• _Task_:
Give the number of lines holding the string "Vincent", and nothing else.

• _Extracted data_:
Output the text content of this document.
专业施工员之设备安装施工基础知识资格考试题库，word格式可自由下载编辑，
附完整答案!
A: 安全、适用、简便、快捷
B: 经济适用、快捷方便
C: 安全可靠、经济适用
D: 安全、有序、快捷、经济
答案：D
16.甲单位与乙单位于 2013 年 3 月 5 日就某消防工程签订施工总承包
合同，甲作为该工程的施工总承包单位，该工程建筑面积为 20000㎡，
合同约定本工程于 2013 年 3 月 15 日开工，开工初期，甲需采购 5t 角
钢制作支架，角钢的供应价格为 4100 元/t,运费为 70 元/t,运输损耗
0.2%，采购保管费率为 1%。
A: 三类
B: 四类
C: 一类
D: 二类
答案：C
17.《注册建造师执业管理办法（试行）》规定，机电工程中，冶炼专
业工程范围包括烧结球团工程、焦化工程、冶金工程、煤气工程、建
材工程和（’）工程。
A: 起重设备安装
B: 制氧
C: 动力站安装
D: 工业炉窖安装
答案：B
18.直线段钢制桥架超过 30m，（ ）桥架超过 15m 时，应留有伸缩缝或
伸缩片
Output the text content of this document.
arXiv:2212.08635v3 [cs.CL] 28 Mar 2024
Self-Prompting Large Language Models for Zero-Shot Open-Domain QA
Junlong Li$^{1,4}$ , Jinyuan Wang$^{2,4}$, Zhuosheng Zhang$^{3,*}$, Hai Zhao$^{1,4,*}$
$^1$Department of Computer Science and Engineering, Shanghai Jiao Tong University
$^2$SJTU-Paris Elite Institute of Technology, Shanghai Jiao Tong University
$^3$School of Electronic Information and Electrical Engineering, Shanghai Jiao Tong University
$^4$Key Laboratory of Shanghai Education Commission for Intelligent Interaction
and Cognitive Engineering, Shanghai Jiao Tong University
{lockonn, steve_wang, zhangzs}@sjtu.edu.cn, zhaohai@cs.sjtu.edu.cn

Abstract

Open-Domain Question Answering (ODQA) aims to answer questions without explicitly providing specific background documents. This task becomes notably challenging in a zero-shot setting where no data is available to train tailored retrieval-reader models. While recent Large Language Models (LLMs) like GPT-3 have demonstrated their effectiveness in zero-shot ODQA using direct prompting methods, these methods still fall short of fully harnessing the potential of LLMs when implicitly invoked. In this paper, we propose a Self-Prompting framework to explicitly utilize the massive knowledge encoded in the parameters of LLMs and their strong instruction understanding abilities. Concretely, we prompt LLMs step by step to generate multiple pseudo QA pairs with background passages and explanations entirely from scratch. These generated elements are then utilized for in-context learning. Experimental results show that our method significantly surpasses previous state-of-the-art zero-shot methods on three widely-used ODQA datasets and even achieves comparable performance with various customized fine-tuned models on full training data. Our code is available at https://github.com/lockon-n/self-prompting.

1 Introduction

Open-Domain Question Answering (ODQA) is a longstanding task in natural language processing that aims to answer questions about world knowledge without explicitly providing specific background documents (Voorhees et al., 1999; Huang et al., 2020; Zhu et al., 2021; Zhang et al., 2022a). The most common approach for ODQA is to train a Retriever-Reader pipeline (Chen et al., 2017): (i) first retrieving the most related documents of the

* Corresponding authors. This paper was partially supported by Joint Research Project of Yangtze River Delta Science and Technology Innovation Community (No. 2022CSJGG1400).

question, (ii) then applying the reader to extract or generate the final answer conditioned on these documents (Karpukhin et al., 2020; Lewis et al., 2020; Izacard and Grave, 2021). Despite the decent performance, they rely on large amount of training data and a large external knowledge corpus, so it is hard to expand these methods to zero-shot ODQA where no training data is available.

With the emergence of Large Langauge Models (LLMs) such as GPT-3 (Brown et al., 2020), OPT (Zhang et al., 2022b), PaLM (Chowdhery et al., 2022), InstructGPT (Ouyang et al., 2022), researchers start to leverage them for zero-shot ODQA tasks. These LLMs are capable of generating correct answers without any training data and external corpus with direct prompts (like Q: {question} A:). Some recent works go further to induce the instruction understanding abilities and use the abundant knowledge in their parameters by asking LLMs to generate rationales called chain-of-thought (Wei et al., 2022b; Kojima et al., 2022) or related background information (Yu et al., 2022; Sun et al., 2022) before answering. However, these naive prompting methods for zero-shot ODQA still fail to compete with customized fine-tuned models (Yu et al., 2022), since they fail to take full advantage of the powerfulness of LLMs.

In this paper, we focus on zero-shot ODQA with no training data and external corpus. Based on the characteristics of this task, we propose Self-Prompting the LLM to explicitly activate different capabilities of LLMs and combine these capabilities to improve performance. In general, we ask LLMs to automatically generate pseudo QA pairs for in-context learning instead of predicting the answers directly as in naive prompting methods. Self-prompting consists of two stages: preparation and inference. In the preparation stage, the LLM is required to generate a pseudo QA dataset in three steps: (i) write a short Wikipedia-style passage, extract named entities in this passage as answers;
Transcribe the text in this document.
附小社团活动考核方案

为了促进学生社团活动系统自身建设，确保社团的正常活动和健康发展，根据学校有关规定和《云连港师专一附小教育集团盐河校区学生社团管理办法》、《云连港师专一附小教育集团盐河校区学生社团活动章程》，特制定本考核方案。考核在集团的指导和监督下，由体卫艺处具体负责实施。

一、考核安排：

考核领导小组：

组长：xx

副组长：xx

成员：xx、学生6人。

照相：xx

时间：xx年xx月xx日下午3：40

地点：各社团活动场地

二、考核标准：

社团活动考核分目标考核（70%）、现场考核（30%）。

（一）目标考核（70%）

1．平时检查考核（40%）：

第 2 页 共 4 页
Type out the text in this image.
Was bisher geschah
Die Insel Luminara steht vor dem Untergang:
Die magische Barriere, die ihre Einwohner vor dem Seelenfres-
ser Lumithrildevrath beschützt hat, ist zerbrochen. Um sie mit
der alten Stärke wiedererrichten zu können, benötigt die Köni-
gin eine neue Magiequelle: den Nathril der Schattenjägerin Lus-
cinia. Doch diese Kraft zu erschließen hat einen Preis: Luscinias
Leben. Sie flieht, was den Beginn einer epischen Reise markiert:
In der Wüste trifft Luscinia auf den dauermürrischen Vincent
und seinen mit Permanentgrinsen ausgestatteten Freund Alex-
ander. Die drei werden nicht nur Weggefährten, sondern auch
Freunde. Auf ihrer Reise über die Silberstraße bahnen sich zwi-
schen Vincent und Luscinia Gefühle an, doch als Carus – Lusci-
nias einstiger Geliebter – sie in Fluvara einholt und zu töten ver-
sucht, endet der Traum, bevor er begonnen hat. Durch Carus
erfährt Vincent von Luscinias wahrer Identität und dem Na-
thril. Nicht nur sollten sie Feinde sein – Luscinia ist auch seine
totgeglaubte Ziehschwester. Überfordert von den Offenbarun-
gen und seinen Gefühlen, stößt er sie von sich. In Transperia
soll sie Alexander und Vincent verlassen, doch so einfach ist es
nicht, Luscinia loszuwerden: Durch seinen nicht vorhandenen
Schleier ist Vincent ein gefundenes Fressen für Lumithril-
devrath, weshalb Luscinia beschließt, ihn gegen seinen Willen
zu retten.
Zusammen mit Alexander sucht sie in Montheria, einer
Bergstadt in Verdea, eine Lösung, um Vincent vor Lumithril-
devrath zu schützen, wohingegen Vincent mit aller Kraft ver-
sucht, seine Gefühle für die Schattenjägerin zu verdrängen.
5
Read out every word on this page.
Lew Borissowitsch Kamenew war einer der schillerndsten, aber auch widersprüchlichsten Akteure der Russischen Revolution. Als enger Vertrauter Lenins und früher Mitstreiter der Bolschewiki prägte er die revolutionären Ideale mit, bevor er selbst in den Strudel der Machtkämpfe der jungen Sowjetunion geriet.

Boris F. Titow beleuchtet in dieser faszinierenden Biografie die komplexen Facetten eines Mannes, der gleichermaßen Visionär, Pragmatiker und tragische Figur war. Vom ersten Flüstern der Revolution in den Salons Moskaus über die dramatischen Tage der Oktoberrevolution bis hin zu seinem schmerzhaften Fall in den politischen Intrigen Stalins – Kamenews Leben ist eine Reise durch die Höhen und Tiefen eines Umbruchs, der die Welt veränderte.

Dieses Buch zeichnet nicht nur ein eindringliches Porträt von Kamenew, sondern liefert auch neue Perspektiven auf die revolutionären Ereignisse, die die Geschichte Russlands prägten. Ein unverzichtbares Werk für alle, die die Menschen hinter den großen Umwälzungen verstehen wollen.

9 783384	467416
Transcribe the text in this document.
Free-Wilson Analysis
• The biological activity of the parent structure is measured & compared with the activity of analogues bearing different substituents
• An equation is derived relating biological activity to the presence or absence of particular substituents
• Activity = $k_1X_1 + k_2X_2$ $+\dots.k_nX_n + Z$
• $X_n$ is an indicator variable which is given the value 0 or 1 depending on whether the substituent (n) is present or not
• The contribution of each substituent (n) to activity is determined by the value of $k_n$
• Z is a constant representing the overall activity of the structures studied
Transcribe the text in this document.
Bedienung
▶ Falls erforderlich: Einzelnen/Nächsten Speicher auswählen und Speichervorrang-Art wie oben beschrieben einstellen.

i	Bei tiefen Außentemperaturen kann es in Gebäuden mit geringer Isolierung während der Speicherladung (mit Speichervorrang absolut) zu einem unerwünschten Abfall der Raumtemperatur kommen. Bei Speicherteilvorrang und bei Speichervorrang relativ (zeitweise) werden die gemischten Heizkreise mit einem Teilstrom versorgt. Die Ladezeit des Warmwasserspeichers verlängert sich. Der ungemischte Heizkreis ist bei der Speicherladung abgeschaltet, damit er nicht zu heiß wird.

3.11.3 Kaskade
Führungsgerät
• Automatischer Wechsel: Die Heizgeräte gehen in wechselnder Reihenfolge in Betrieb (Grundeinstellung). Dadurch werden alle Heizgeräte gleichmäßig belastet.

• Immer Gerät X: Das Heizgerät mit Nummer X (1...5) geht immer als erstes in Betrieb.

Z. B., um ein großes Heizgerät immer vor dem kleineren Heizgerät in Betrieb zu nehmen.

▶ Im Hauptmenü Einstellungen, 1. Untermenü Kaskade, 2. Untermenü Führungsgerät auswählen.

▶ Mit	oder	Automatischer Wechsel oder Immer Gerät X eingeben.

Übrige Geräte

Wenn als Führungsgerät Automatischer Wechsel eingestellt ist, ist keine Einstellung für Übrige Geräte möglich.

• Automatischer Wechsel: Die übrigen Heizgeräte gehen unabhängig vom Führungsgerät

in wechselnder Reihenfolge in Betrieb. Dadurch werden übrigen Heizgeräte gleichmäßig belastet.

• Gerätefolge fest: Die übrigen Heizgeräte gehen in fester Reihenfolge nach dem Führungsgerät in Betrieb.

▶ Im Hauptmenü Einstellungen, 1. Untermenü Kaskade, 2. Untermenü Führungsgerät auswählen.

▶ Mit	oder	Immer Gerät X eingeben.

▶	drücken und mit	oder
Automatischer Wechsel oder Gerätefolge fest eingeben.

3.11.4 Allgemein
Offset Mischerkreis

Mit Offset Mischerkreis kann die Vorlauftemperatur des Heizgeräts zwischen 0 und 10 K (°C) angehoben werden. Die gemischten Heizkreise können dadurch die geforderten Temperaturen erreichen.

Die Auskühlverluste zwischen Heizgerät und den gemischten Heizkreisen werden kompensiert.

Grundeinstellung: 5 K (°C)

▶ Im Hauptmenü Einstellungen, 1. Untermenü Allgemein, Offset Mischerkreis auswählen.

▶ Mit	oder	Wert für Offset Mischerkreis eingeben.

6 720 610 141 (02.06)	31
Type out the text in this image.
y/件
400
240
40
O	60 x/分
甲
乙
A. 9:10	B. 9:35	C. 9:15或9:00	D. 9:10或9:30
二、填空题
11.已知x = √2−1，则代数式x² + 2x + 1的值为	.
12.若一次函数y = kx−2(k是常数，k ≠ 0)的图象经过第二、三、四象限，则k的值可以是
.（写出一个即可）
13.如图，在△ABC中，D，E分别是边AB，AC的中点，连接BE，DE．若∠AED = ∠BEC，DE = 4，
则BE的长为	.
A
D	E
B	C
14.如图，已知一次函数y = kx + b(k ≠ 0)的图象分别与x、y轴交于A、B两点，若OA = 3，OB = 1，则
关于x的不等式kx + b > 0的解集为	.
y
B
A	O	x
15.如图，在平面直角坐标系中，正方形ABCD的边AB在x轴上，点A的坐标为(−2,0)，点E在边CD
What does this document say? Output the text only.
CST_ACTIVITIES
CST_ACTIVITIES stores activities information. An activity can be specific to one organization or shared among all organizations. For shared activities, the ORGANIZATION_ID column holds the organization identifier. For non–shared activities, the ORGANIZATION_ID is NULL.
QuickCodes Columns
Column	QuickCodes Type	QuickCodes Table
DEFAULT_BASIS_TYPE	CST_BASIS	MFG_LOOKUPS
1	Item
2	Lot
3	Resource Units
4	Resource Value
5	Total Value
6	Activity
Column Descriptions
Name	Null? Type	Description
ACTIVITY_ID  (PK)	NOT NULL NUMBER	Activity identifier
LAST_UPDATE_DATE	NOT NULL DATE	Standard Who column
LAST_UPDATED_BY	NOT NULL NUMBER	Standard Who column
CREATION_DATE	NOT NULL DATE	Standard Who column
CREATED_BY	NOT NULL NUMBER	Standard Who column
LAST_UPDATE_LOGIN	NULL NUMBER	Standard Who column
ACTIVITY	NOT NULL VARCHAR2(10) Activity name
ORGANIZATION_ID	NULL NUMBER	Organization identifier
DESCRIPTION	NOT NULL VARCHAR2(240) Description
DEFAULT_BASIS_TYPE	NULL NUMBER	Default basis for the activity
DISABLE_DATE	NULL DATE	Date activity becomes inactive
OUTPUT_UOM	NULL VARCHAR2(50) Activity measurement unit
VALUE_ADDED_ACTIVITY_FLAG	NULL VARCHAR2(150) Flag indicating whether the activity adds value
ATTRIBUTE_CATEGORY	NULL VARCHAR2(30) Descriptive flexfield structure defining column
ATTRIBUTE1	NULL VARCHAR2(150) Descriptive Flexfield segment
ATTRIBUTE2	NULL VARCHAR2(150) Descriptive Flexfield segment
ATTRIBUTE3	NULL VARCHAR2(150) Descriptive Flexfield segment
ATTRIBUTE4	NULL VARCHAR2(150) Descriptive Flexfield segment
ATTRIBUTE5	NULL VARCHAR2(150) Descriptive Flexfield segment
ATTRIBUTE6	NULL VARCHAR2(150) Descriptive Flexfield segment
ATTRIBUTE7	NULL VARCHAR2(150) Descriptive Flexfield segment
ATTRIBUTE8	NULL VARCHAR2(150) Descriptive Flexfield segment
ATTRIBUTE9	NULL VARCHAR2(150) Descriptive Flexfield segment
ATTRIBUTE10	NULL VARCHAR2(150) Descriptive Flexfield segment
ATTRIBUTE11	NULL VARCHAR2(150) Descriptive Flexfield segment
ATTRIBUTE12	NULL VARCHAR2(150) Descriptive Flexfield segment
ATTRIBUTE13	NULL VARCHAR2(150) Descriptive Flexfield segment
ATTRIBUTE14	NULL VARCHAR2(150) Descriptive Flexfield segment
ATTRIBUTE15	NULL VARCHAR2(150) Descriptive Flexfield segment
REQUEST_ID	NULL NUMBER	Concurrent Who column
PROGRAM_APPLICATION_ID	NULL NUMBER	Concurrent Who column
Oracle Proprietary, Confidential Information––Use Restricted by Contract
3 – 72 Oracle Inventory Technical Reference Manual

• _Solution_:
7